GIVEN EXERCISE
Repeat the records word for word, excluding any picture.

Saved entries

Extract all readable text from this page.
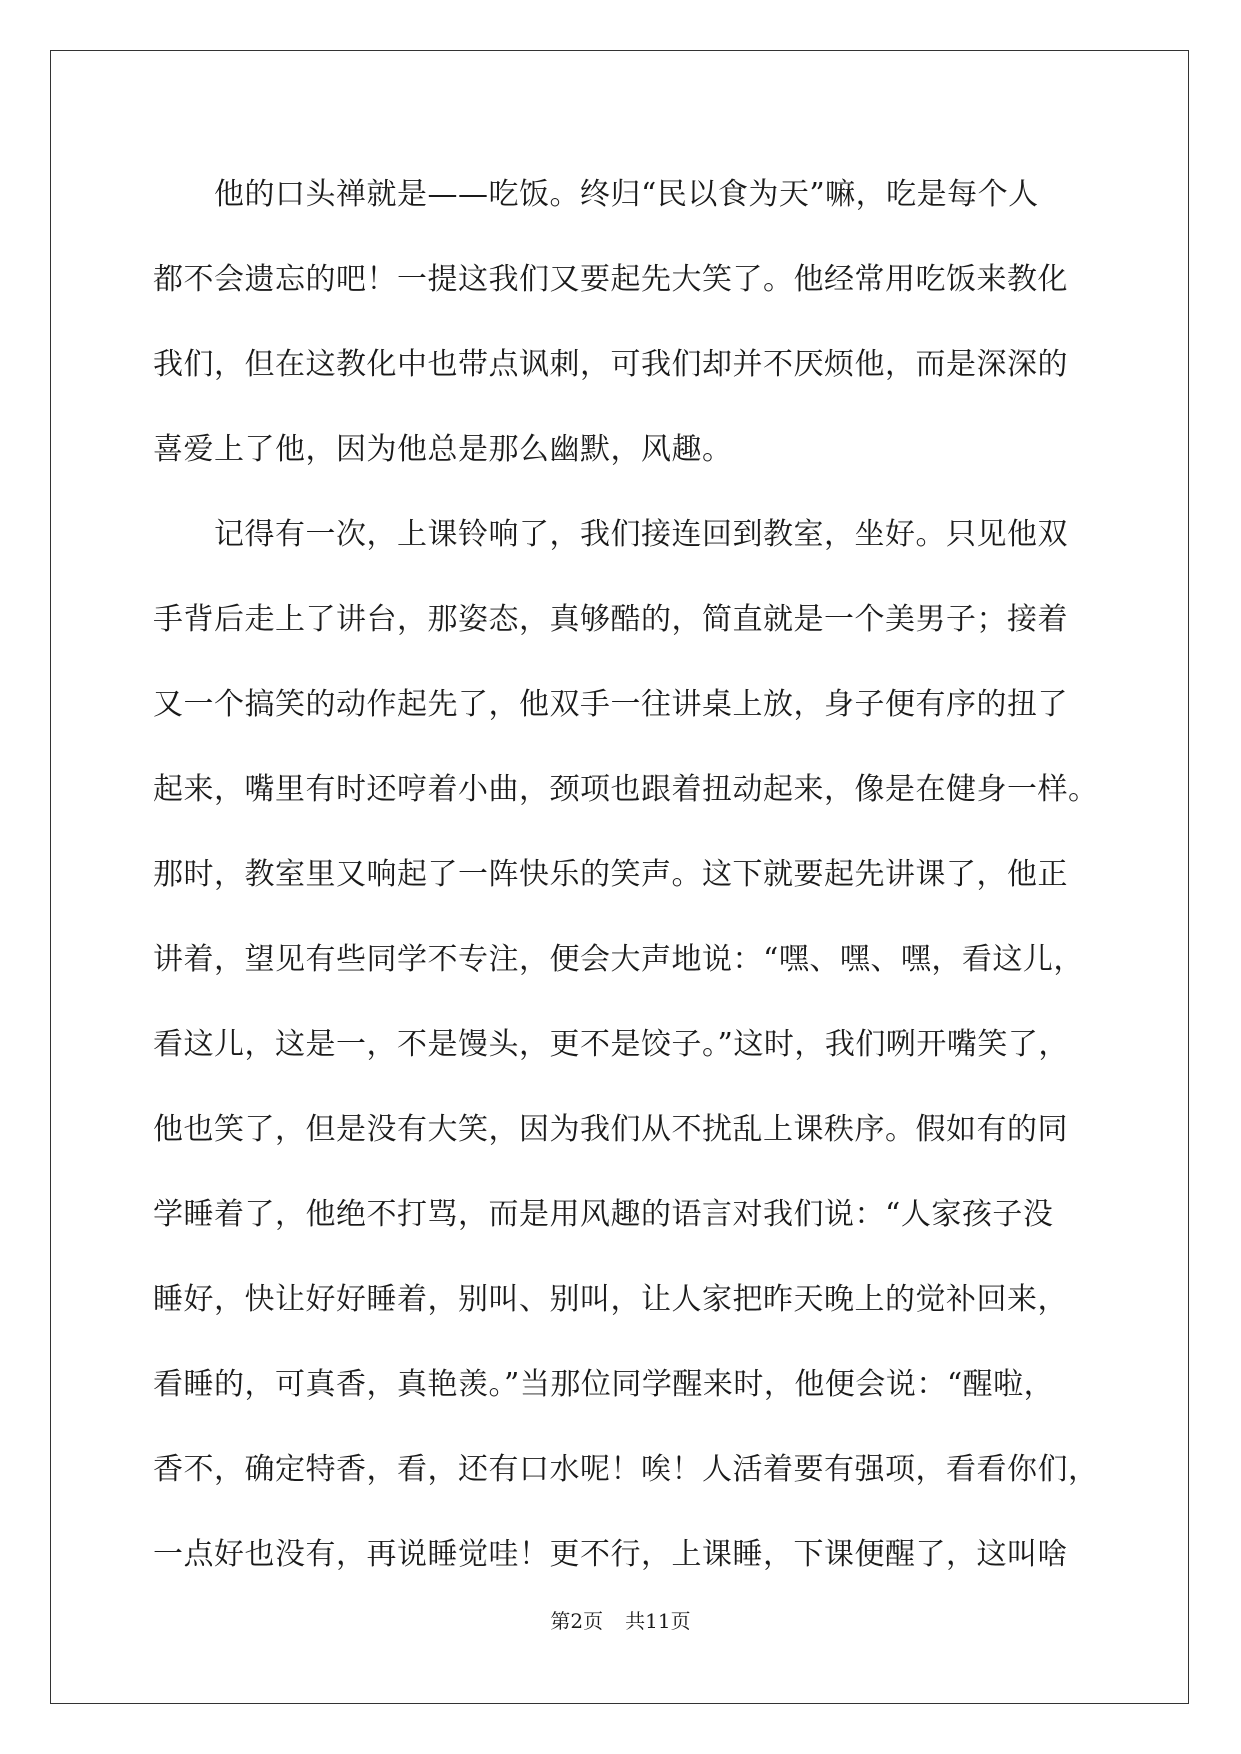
　　他的口头禅就是——吃饭。终归“民以食为天”嘛，吃是每个人
都不会遗忘的吧！一提这我们又要起先大笑了。他经常用吃饭来教化
我们，但在这教化中也带点讽刺，可我们却并不厌烦他，而是深深的
喜爱上了他，因为他总是那么幽默，风趣。
　　记得有一次，上课铃响了，我们接连回到教室，坐好。只见他双
手背后走上了讲台，那姿态，真够酷的，简直就是一个美男子；接着
又一个搞笑的动作起先了，他双手一往讲桌上放，身子便有序的扭了
起来，嘴里有时还哼着小曲，颈项也跟着扭动起来，像是在健身一样。
那时，教室里又响起了一阵快乐的笑声。这下就要起先讲课了，他正
讲着，望见有些同学不专注，便会大声地说：“嘿、嘿、嘿，看这儿，
看这儿，这是一，不是馒头，更不是饺子。”这时，我们咧开嘴笑了，
他也笑了，但是没有大笑，因为我们从不扰乱上课秩序。假如有的同
学睡着了，他绝不打骂，而是用风趣的语言对我们说：“人家孩子没
睡好，快让好好睡着，别叫、别叫，让人家把昨天晚上的觉补回来，
看睡的，可真香，真艳羡。”当那位同学醒来时，他便会说：“醒啦，
香不，确定特香，看，还有口水呢！唉！人活着要有强项，看看你们，
一点好也没有，再说睡觉哇！更不行，上课睡，下课便醒了，这叫啥
第2页 共11页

SOLUTION TO THE PROBLEM
Extract all readable text from this page.
　　他的口头禅就是——吃饭。终归“民以食为天”嘛，吃是每个人
都不会遗忘的吧！一提这我们又要起先大笑了。他经常用吃饭来教化
我们，但在这教化中也带点讽刺，可我们却并不厌烦他，而是深深的
喜爱上了他，因为他总是那么幽默，风趣。
　　记得有一次，上课铃响了，我们接连回到教室，坐好。只见他双
手背后走上了讲台，那姿态，真够酷的，简直就是一个美男子；接着
又一个搞笑的动作起先了，他双手一往讲桌上放，身子便有序的扭了
起来，嘴里有时还哼着小曲，颈项也跟着扭动起来，像是在健身一样。
那时，教室里又响起了一阵快乐的笑声。这下就要起先讲课了，他正
讲着，望见有些同学不专注，便会大声地说：“嘿、嘿、嘿，看这儿，
看这儿，这是一，不是馒头，更不是饺子。”这时，我们咧开嘴笑了，
他也笑了，但是没有大笑，因为我们从不扰乱上课秩序。假如有的同
学睡着了，他绝不打骂，而是用风趣的语言对我们说：“人家孩子没
睡好，快让好好睡着，别叫、别叫，让人家把昨天晚上的觉补回来，
看睡的，可真香，真艳羡。”当那位同学醒来时，他便会说：“醒啦，
香不，确定特香，看，还有口水呢！唉！人活着要有强项，看看你们，
一点好也没有，再说睡觉哇！更不行，上课睡，下课便醒了，这叫啥
第2页 共11页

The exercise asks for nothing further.